**AIM:** Repeat every line of the material, character for character.

━━━━━━━━━━

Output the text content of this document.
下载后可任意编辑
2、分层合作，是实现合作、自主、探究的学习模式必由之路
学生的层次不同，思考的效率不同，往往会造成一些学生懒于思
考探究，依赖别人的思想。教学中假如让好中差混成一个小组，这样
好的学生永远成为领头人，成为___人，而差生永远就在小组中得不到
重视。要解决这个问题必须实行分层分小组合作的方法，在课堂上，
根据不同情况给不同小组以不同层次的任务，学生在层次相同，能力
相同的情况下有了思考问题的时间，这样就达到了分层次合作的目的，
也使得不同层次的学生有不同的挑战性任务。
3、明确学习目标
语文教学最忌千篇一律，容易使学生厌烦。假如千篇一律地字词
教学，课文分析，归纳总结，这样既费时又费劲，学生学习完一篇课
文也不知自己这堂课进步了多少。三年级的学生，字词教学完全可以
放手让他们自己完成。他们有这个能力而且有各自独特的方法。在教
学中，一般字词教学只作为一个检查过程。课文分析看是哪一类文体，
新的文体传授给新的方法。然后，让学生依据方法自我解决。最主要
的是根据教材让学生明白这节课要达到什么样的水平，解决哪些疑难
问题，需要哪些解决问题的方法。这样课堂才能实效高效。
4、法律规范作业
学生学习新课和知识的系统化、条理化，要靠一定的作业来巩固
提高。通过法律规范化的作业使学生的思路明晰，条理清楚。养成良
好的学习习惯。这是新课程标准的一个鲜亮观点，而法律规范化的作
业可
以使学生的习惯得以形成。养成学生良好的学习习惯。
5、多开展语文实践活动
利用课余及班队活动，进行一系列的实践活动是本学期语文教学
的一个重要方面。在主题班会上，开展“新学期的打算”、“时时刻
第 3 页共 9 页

━━━━━━━━━━

**REPLY:**
Output the text content of this document.
下载后可任意编辑
2、分层合作，是实现合作、自主、探究的学习模式必由之路
学生的层次不同，思考的效率不同，往往会造成一些学生懒于思
考探究，依赖别人的思想。教学中假如让好中差混成一个小组，这样
好的学生永远成为领头人，成为___人，而差生永远就在小组中得不到
重视。要解决这个问题必须实行分层分小组合作的方法，在课堂上，
根据不同情况给不同小组以不同层次的任务，学生在层次相同，能力
相同的情况下有了思考问题的时间，这样就达到了分层次合作的目的，
也使得不同层次的学生有不同的挑战性任务。
3、明确学习目标
语文教学最忌千篇一律，容易使学生厌烦。假如千篇一律地字词
教学，课文分析，归纳总结，这样既费时又费劲，学生学习完一篇课
文也不知自己这堂课进步了多少。三年级的学生，字词教学完全可以
放手让他们自己完成。他们有这个能力而且有各自独特的方法。在教
学中，一般字词教学只作为一个检查过程。课文分析看是哪一类文体，
新的文体传授给新的方法。然后，让学生依据方法自我解决。最主要
的是根据教材让学生明白这节课要达到什么样的水平，解决哪些疑难
问题，需要哪些解决问题的方法。这样课堂才能实效高效。
4、法律规范作业
学生学习新课和知识的系统化、条理化，要靠一定的作业来巩固
提高。通过法律规范化的作业使学生的思路明晰，条理清楚。养成良
好的学习习惯。这是新课程标准的一个鲜亮观点，而法律规范化的作
业可
以使学生的习惯得以形成。养成学生良好的学习习惯。
5、多开展语文实践活动
利用课余及班队活动，进行一系列的实践活动是本学期语文教学
的一个重要方面。在主题班会上，开展“新学期的打算”、“时时刻
第 3 页共 9 页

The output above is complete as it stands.